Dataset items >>
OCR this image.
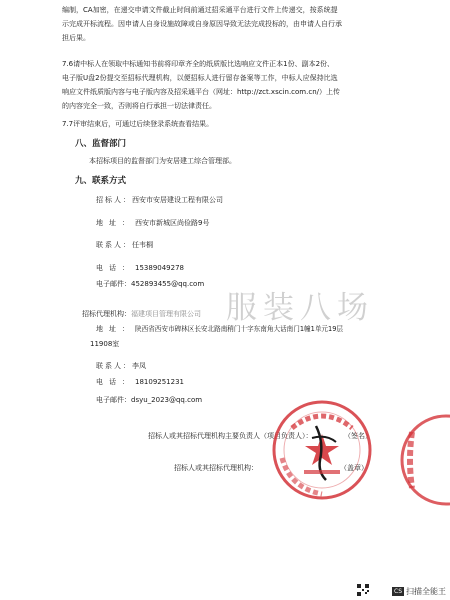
编制，CA加密，在递交申请文件截止时间前通过招采通平台进行文件上传递交，按系统提
示完成开标流程。因申请人自身设施故障或自身原因导致无法完成投标的，由申请人自行承
担后果。
7.6请中标人在领取中标通知书前将印章齐全的纸质版比选响应文件正本1份、副本2份、
电子版U盘2份提交至招标代理机构，以便招标人进行留存备案等工作，中标人应保持比选
响应文件纸质版内容与电子版内容及招采通平台（网址：http://zct.xscin.com.cn/）上传
的内容完全一致，否则将自行承担一切法律责任。
7.7评审结束后，可通过后续登录系统查看结果。
八、监督部门
本招标项目的监督部门为安居建工综合管理部。
九、联系方式
招标人：西安市安居建设工程有限公司
地址：西安市新城区尚俭路9号
联系人：任韦桐
电话：15389049278
电子邮件：452893455@qq.com
招标代理机构：福建项目管理有限公司
地址：陕西省西安市碑林区长安北路南稍门十字东南角大话南门1幢1单元19层
11908室
联系人：李凤
电话：18109251231
电子邮件：dsyu_2023@qq.com
服装八场
招标人或其招标代理机构主要负责人（项目负责人）：	（签名）
招标人或其招标代理机构：	（盖章）
CS 扫描全能王
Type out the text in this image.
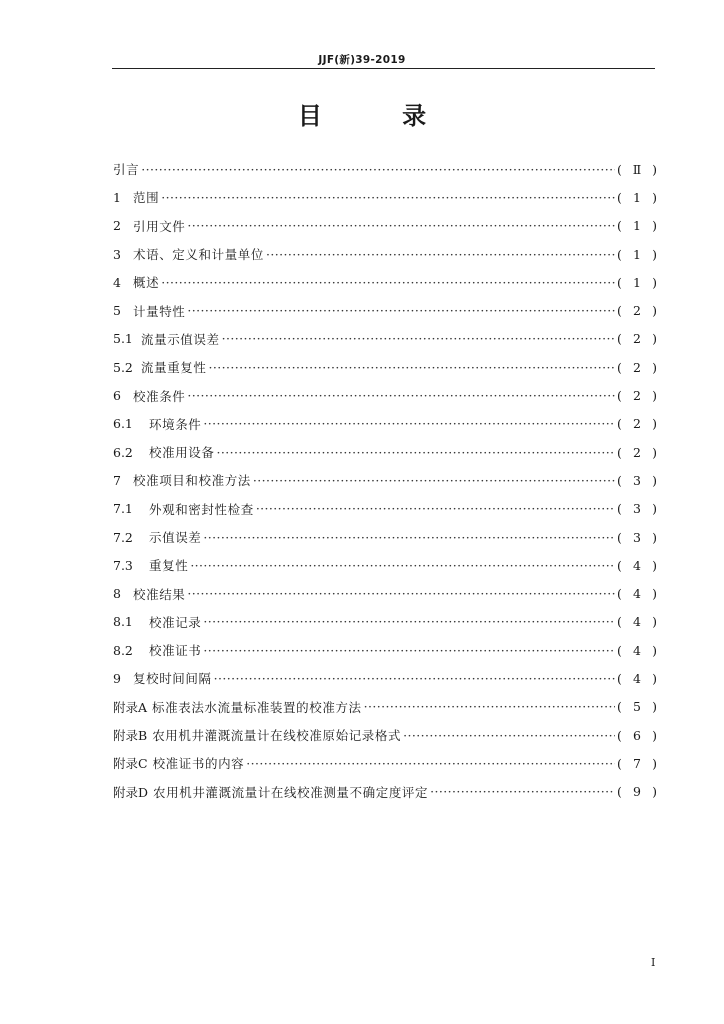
JJF(新)39-2019
目 录
引言 ·····	( Ⅱ )
1 范围 ·····	( 1 )
2 引用文件 ·····	( 1 )
3 术语、定义和计量单位 ·····	( 1 )
4 概述 ·····	( 1 )
5 计量特性 ·····	( 2 )
5.1 流量示值误差 ·····	( 2 )
5.2 流量重复性 ·····	( 2 )
6 校准条件 ·····	( 2 )
6.1	环境条件 ·····	( 2 )
6.2	校准用设备 ·····	( 2 )
7 校准项目和校准方法 ·····	( 3 )
7.1	外观和密封性检查 ·····	( 3 )
7.2	示值误差 ·····	( 3 )
7.3	重复性 ·····	( 4 )
8 校准结果 ·····	( 4 )
8.1	校准记录 ·····	( 4 )
8.2	校准证书 ·····	( 4 )
9 复校时间间隔 ·····	( 4 )
附录A 标准表法水流量标准装置的校准方法 ·····	( 5 )
附录B 农用机井灌溉流量计在线校准原始记录格式 ·····	( 6 )
附录C 校准证书的内容 ·····	( 7 )
附录D 农用机井灌溉流量计在线校准测量不确定度评定 ·····	( 9 )
Ⅰ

AIM OF THE TASK >>
Read the entries and select each line where the word "电子邮件" is found.

FINAL RESULT >>
电子邮件：452893455@qq.com
电子邮件：dsyu_2023@qq.com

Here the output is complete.